• Extrait de page:
L'ancien responsable politique serbe bosniaque inculpé de génocide a été arrêté par les services de sécurité serbes, ont annoncé lundi les services du président serbe Boris Tadic.
Un communiqué de la présidence serbe précise que "Radovan Karadzic a été localisé et arrêté dans la soirée" de lundi par les forces de sécurité serbes.
"Karadzic a été transféré devant un juge d'instruction du parquet pour les crimes de guerre à Belgrade en accord avec la loi sur la coopération avec le Tribunal pénal international (TPI) pour l'ex-Yougoslavie", précisé le communiqué qui ne donne aucun autre détail sur cette arrestation.
Toutefois, selon une source proche du parquet pour les crimes de guerre qui a requis l'anonymat, Karadzic a été arrêté en Serbie.

• Enregistrements fournis:
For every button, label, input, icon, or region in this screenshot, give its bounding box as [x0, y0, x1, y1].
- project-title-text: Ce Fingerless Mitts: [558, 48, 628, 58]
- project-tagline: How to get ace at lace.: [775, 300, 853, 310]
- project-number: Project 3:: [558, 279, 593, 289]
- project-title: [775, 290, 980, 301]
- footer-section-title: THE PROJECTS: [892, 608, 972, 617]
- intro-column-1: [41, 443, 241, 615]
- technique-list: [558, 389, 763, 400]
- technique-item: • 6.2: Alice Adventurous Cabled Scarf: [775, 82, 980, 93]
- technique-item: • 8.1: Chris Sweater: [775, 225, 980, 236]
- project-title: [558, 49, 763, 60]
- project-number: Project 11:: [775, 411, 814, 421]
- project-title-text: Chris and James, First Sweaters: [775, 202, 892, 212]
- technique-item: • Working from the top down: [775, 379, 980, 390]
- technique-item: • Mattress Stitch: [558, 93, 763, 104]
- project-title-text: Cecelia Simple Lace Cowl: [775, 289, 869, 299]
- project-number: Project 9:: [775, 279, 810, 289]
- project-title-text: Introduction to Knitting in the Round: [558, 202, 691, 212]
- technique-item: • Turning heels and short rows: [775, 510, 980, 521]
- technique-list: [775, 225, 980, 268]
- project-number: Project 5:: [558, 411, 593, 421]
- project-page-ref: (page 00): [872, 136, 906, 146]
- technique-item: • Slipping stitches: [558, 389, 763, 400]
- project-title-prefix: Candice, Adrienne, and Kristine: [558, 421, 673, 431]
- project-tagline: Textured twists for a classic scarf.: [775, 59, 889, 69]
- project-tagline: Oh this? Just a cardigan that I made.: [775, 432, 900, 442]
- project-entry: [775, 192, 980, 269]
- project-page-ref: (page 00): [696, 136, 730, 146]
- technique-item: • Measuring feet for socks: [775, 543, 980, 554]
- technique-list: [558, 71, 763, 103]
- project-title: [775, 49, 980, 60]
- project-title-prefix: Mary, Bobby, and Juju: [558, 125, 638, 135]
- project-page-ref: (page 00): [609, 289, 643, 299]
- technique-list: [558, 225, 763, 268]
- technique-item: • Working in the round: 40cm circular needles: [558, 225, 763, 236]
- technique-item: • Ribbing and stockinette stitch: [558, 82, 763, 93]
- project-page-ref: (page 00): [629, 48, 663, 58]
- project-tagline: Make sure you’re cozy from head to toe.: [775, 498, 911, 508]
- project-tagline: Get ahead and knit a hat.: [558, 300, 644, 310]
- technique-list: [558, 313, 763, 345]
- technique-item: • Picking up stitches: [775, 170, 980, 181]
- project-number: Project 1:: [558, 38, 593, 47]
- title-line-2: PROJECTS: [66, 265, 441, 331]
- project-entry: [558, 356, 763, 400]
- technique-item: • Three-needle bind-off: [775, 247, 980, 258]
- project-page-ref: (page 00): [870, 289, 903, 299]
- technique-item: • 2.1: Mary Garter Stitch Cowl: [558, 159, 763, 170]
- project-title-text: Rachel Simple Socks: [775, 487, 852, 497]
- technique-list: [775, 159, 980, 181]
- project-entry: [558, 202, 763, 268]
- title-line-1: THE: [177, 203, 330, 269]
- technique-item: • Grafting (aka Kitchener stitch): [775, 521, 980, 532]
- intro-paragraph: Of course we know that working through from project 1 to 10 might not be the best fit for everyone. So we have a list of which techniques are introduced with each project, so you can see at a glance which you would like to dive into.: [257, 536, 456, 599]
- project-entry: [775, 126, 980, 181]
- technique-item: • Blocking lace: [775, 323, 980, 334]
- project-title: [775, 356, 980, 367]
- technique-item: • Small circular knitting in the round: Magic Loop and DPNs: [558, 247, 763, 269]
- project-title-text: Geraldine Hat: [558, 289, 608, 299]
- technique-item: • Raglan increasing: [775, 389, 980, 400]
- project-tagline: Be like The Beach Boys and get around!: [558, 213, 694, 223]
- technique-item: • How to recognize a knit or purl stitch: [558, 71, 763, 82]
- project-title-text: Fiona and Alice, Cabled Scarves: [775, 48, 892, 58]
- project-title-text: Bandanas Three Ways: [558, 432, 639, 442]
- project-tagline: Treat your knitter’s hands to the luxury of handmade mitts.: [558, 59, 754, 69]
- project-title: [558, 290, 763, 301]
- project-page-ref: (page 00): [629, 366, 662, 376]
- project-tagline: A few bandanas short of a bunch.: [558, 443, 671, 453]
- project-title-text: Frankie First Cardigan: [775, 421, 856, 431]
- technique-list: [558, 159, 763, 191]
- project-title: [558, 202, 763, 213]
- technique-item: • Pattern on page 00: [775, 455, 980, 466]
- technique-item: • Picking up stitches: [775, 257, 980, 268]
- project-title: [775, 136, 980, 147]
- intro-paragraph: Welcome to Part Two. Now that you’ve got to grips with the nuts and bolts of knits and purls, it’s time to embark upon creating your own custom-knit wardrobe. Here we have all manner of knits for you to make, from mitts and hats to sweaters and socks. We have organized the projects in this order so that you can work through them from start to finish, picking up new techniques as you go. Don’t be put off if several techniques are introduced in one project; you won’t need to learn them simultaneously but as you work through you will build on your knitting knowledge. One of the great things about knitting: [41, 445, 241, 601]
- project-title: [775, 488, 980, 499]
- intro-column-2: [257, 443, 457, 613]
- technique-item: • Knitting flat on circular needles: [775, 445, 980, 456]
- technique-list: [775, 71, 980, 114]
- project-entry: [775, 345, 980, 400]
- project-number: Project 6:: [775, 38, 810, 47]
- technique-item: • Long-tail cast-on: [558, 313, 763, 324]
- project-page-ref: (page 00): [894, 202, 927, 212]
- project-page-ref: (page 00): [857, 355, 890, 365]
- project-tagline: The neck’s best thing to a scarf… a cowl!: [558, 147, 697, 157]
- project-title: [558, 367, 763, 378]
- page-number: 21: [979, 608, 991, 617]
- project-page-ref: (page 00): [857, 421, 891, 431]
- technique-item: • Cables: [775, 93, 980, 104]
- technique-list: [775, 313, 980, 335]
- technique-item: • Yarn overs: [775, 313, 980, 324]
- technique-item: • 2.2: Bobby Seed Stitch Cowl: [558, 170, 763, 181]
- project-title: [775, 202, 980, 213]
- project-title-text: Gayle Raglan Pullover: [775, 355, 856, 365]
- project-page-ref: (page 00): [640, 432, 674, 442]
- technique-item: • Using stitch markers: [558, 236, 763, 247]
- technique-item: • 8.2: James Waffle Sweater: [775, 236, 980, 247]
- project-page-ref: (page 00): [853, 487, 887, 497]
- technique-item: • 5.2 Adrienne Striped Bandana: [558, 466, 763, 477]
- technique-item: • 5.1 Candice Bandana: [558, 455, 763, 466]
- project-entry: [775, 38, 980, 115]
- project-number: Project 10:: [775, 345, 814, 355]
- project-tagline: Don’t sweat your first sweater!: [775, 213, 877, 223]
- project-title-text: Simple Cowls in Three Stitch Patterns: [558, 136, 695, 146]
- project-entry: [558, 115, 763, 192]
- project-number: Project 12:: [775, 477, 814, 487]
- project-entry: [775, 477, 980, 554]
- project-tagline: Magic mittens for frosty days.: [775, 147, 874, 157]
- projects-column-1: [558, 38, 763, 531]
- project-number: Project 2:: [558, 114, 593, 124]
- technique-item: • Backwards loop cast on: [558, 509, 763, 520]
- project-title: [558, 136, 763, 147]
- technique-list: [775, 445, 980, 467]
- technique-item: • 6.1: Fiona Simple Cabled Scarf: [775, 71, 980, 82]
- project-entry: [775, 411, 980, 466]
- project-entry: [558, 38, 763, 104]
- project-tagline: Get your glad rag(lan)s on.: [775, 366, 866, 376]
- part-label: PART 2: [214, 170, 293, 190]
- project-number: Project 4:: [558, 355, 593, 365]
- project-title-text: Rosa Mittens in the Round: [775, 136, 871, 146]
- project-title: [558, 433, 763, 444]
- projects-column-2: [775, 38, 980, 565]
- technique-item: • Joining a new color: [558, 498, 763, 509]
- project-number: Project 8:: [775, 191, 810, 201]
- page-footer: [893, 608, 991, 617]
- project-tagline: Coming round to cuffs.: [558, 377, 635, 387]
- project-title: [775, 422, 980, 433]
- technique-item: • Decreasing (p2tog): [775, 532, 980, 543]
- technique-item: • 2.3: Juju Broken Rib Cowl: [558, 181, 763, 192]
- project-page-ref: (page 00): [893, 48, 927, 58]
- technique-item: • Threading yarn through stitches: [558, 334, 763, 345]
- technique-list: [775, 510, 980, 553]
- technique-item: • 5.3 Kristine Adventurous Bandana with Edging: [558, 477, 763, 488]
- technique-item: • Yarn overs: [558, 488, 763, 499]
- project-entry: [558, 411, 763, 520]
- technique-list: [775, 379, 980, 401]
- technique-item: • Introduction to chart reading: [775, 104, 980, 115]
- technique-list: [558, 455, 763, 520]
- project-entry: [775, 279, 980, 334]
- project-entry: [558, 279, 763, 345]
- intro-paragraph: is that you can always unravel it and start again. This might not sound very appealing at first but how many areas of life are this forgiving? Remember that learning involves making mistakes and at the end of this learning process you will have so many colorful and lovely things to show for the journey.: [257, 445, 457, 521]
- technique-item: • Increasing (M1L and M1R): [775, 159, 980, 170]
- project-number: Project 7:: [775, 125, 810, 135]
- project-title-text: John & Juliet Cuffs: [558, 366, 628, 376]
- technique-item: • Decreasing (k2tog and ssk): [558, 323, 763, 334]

• Tâche: Dans l'extrait sur l'arrestation de Radovan Karadzic, reprenez à l'identique le passage allant de « Un communiqué de » jusqu'à « arrêté en Serbie. ».

• Solution:
Un communiqué de la présidence serbe précise que "Radovan Karadzic a été localisé et arrêté dans la soirée" de lundi par les forces de sécurité serbes.
"Karadzic a été transféré devant un juge d'instruction du parquet pour les crimes de guerre à Belgrade en accord avec la loi sur la coopération avec le Tribunal pénal international (TPI) pour l'ex-Yougoslavie", précisé le communiqué qui ne donne aucun autre détail sur cette arrestation.
Toutefois, selon une source proche du parquet pour les crimes de guerre qui a requis l'anonymat, Karadzic a été arrêté en Serbie.